Continue the forum thread on cellular modem connectivity issues at boot, picking up after its last post.

— start DOCUMENT EXTRACT —

Cellular Modem connectivity issues on boot


#11

I made a small config change in the meantime because it looked like the primary DNS server being assigned through ppp is unresponsive.

Started using something like this:

[ipv4]
method=auto
dns=8.8.8.8;
ignore-auto-dns=true

so that the bogus DNS nameservers returned by ppp-manager will not be used by NetworkManager. That, however, did not help. It definitely looks like openvpn cannot resolve vpn.resin.io.

Would there be much difference if I used a resinos.io image instead? Are they fulfilling similar roles now that -dev images are available through the dashboard?


#12

More datapoints: If I provision a brand new device (with ethernet and modem connected) and put it into local mode before it has a chance to download the application (it’s at the factory build) it will list the modem in nmcli indefinitely. As soon as I go and disable local mode and the application downloads and starts, the modem connection disappears from nmcli. There are no logs about what’s happening in journalctl.


#13

A note on resinos.io images: those are currently behind in versions, and the 2.0 images you get from the dashboard are newer. Once the final (non beta) release is out on resin.io, will update the open source resinos.io images as well. Currently, though, would not use that, lot has changed since then. The similar roles you mentioned are a thing, though, that’s one reason rdt is being rolled into resin-cli (and the resin local ... commands).

Thanks for the additional info, we are trying to narrow down what might be happening. It’s very strange, because there are a large number of cellular modems that work totally fine…


#14

By the way, would you consider use any other modem, or this one has any specific features that you need?


#15

@liammonahan if the connection stays up indefinitely with out ever running the container, then I suspect there is some kind of interaction with a service running in the container. Do you have INITSYSTEM=on set in all the projects you are testing? I am wondering if somehow the systemd in the container is causing some kind of killing of the modemmanager service. I’ll try do some testing with this today on the some of our latest base images, because I wonder if a recent change has introduced this behaviour.


#16

Hey Liam, I spent some time trying to reproduce this today, but haven’t been able to get the same behaviour with any of the modems I have here. It’s pretty strange, I am wondering if perhaps its something to do with the cdma modems as I am based in Europe, so have only ever tested GSM modems. Perhaps @mccollam has had some success with his CDMA based modems.

It’s also interesting to see these two lines:

Mar 06 12:08:13 e5882e6 pppd[856]: Terminating on signal 15
Mar 06 12:08:13 e5882e6 NetworkManager[723]: Terminating on signal 15

Which seem like something is sending SIGTERM to the pppd and NM. This I suspect is the systemd process in your container when it shutdown during a application stop while updating. So perhaps having INITSYSTEM=off will stop the issue from happening?


Modem Manager GPS issue
#17

@imrehg We’ve got some different modems we ordered that should get activated in the next couple of days to test out. We are not wedded to this modem, but it seems robust and has worked for us with NetworkManager in the past.

— end DOCUMENT EXTRACT —
— start DATASET —

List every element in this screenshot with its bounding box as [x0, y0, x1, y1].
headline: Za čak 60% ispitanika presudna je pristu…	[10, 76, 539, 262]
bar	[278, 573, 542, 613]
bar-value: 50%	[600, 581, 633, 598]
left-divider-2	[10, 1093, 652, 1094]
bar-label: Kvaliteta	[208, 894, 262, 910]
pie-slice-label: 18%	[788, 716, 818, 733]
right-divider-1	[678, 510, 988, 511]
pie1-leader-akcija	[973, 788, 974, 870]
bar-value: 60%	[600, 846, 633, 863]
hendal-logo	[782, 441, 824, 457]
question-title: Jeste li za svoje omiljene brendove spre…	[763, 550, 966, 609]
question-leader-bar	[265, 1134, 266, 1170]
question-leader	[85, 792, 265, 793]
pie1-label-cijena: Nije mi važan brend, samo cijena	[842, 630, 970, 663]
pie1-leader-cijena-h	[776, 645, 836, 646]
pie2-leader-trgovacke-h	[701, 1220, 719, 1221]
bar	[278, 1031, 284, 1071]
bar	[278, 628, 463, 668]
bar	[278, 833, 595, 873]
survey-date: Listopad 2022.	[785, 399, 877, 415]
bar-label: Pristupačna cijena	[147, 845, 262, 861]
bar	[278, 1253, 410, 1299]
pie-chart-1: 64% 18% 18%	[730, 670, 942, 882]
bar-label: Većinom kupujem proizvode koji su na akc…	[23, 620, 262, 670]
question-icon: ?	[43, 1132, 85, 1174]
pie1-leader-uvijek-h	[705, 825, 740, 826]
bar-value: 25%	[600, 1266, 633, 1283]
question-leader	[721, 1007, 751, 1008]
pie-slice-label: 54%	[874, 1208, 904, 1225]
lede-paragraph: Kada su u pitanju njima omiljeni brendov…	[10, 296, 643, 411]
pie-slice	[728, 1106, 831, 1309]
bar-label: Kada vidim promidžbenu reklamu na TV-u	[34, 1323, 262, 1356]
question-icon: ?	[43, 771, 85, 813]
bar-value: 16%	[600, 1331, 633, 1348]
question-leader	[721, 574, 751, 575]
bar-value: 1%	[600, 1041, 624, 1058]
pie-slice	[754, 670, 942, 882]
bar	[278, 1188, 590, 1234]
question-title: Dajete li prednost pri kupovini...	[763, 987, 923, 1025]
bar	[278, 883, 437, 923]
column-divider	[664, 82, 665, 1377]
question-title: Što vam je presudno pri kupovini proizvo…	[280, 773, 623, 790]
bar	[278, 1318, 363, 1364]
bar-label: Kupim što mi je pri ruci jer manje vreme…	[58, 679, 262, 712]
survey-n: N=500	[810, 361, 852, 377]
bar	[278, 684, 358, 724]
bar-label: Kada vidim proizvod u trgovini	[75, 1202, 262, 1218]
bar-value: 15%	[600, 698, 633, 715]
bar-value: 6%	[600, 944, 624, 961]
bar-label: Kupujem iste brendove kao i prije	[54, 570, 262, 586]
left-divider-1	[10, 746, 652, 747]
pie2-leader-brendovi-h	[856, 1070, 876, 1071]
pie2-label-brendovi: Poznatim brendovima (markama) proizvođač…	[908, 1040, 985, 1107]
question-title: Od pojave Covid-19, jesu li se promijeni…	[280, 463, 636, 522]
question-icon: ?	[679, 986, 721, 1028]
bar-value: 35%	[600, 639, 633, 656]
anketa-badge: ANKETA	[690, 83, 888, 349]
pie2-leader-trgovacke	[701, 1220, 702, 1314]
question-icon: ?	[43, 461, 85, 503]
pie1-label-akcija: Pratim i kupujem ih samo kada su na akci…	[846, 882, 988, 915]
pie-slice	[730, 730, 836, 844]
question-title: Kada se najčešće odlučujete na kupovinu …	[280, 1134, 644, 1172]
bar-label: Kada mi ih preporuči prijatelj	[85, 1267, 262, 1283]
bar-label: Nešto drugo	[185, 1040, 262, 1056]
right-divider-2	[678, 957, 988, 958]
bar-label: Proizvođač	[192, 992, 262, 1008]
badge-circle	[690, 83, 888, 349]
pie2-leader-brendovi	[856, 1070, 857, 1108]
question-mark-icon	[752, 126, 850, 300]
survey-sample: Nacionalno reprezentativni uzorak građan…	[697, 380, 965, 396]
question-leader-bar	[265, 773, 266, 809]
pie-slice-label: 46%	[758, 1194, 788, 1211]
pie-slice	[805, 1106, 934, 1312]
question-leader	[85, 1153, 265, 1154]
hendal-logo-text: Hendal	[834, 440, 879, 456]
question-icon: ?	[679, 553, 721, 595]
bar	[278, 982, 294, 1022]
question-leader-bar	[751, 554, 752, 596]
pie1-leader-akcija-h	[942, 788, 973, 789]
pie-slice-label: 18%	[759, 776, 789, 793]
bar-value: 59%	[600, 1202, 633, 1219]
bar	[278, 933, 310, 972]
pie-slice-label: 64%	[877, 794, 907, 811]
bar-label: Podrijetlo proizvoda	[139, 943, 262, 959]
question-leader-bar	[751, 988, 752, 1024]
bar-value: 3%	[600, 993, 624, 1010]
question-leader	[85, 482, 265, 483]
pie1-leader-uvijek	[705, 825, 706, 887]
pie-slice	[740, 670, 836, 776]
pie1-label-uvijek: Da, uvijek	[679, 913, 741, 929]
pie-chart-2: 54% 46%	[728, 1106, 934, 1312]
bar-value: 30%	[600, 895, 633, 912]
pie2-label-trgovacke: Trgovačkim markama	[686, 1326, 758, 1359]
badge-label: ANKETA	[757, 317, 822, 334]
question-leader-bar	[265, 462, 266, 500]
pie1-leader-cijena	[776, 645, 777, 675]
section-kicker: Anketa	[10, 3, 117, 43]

— end DATASET —

**EXERCISE ANSWER:**
#18

I didn’t have any luck unfortunately using INITSYSTEM=off. The main difference this time is pppd exiting much more quickly (0.1 minutes instead of 1.5?) and the following log messages at the very end of the log. TERM signal is still being sent to MM/NM. Hmmm…

ModemManager[616]: (ttyUSB0): port attributes not fully set
ModemManager[616]: Couldn’t create modem for device at ‘/sys/devices/platform/soc/3f980000.usb/usb1/1-1/1-1.2/1-1.2.4’: Failed to find primary AT port

Log with INITSYSTEM=off: https://gist.githubusercontent.com/spicybits/4e58292d998cc3c6fc73f5126b18dc16/raw/ae285771d8d053bf314c8f1c12bf1d1ac924dc03/log


#19

The next thing I’m going to try is to see if I can confirm what’s sending a TERM signal through strace and auditd.


#20

Any luck w/ different CDMA modems @mccollam? Any issues/gotchas you ran into along the way? Thanks.


#21

@shaunmulligan If I have the device in local mode when it’s starting up and wait a minute for everything to start up, the modem shows as connected. And then when I take the device out of local mode so that the application container starts, I get logs like these: https://gist.githubusercontent.com/spicybits/2f2620604b998d2fe0c33c62a8c4610b/raw/gistfile1.txt

There is a systemd-udevd event being triggered, which ModemManager picks up on, scans all ports, and drops the modem. Is that full rescan in ModemManager what you see also, but your modem doesn’t get released?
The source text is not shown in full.